**EXERCISE OBJECTIVE:** Work through the data line by line, gathering every line that has the word "又はやめる".
_ _ _ _
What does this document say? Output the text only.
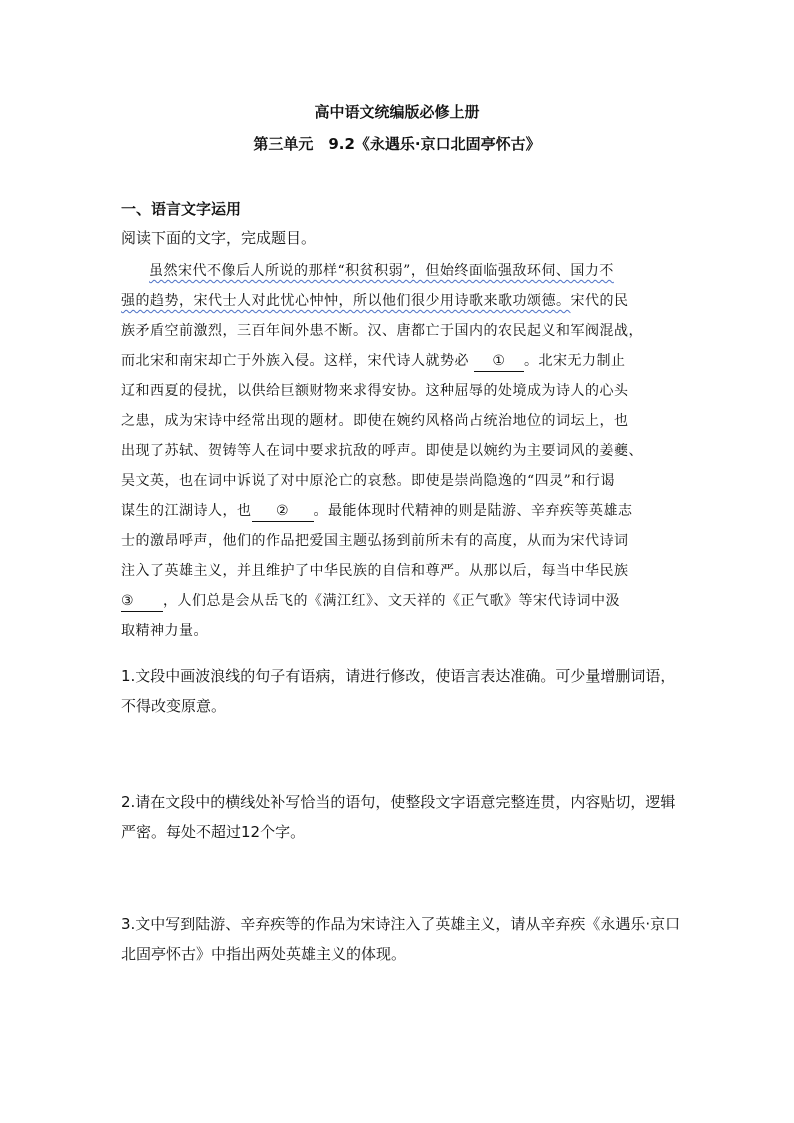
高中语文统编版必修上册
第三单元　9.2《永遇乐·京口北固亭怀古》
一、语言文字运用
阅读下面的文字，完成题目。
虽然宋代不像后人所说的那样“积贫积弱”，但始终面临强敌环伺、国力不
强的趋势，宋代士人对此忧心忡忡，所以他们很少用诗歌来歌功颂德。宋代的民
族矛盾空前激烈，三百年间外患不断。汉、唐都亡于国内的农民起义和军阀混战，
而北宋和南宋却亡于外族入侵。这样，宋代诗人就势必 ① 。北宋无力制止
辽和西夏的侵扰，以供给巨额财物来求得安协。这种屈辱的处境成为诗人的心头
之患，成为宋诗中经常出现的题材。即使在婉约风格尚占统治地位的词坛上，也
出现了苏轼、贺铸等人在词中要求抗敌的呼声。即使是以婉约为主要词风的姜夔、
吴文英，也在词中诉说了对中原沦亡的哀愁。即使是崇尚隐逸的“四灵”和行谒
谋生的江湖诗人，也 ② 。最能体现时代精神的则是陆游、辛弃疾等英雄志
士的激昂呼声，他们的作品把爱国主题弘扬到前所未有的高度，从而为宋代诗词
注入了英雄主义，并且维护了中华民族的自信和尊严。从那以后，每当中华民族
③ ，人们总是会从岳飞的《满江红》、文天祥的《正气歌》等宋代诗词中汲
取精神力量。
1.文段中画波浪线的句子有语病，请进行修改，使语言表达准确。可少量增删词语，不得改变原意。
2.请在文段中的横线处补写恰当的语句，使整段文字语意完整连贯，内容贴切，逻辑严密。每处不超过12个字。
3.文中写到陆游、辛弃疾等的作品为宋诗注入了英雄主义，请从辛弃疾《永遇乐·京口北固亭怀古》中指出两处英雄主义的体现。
_ _ _ _
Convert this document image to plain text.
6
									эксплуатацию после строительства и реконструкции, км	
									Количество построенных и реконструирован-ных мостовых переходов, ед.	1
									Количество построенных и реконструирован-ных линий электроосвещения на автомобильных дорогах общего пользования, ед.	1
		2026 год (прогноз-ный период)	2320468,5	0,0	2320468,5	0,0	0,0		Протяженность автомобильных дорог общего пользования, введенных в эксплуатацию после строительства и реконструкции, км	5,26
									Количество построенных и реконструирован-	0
_ _ _ _
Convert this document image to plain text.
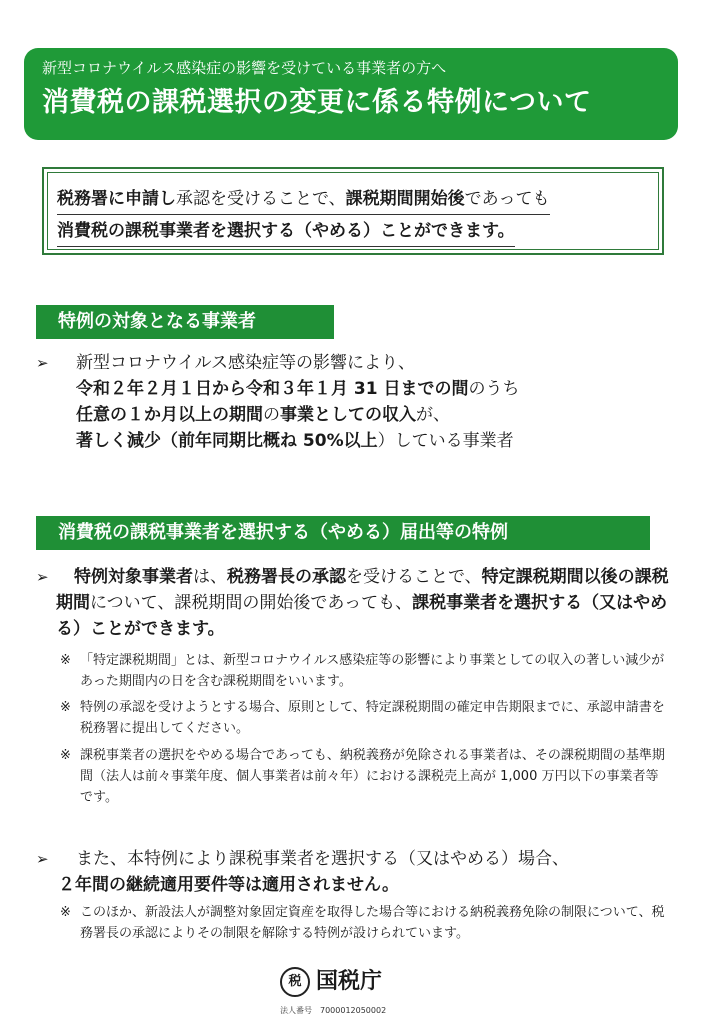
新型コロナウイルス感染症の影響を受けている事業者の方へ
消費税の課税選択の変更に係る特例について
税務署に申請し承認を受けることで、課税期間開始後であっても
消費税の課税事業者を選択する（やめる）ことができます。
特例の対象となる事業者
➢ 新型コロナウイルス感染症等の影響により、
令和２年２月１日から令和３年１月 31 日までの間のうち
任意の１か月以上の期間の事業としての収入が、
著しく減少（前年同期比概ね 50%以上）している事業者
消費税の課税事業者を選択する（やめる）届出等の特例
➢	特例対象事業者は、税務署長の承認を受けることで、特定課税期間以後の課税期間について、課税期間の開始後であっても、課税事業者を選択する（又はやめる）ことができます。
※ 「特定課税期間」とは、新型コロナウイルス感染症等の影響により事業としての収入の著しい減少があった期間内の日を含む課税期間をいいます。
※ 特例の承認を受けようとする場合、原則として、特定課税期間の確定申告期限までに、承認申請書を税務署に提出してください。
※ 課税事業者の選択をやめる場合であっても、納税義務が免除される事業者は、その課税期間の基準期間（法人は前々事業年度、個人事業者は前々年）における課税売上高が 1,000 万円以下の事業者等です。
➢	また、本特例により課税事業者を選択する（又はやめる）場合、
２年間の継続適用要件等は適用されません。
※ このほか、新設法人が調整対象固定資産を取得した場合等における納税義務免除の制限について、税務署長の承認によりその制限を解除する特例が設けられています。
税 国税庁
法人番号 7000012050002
_ _ _ _
**SOLVED PROBLEM:**
➢	特例対象事業者は、税務署長の承認を受けることで、特定課税期間以後の課税期間について、課税期間の開始後であっても、課税事業者を選択する（又はやめる）ことができます。
➢	また、本特例により課税事業者を選択する（又はやめる）場合、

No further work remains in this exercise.